* **Exercise objective**
Transcribe the listing word for word.

* **Extracted material**
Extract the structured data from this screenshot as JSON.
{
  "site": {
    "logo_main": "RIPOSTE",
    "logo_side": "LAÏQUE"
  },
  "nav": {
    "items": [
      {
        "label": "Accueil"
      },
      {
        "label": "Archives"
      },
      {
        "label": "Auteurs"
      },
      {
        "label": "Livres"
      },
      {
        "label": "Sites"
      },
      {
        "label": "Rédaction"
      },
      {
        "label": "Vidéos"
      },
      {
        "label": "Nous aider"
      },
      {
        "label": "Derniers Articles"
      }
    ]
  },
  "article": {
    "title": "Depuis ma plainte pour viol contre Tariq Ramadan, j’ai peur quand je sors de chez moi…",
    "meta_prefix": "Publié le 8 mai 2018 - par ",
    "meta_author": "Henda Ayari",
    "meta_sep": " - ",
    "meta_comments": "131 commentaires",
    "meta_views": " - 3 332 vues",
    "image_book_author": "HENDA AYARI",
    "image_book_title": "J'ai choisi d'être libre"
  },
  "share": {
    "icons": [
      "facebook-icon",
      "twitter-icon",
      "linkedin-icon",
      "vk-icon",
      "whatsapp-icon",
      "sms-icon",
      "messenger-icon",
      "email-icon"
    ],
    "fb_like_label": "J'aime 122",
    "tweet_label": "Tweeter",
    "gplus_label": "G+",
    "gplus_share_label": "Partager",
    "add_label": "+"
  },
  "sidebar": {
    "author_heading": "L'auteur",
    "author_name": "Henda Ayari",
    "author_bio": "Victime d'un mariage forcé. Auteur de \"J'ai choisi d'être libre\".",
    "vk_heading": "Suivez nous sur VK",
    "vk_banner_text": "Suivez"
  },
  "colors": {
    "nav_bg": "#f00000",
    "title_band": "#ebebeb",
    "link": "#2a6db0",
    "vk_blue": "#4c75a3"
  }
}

* **Solution**
Extract the structured data from this screenshot as JSON.
{
  "site": {
    "logo_main": "RIPOSTE",
    "logo_side": "LAÏQUE"
  },
  "nav": {
    "items": [
      {
        "label": "Accueil"
      },
      {
        "label": "Archives"
      },
      {
        "label": "Auteurs"
      },
      {
        "label": "Livres"
      },
      {
        "label": "Sites"
      },
      {
        "label": "Rédaction"
      },
      {
        "label": "Vidéos"
      },
      {
        "label": "Nous aider"
      },
      {
        "label": "Derniers Articles"
      }
    ]
  },
  "article": {
    "title": "Depuis ma plainte pour viol contre Tariq Ramadan, j’ai peur quand je sors de chez moi…",
    "meta_prefix": "Publié le 8 mai 2018 - par ",
    "meta_author": "Henda Ayari",
    "meta_sep": " - ",
    "meta_comments": "131 commentaires",
    "meta_views": " - 3 332 vues",
    "image_book_author": "HENDA AYARI",
    "image_book_title": "J'ai choisi d'être libre"
  },
  "share": {
    "icons": [
      "facebook-icon",
      "twitter-icon",
      "linkedin-icon",
      "vk-icon",
      "whatsapp-icon",
      "sms-icon",
      "messenger-icon",
      "email-icon"
    ],
    "fb_like_label": "J'aime 122",
    "tweet_label": "Tweeter",
    "gplus_label": "G+",
    "gplus_share_label": "Partager",
    "add_label": "+"
  },
  "sidebar": {
    "author_heading": "L'auteur",
    "author_name": "Henda Ayari",
    "author_bio": "Victime d'un mariage forcé. Auteur de \"J'ai choisi d'être libre\".",
    "vk_heading": "Suivez nous sur VK",
    "vk_banner_text": "Suivez"
  },
  "colors": {
    "nav_bg": "#f00000",
    "title_band": "#ebebeb",
    "link": "#2a6db0",
    "vk_blue": "#4c75a3"
  }
}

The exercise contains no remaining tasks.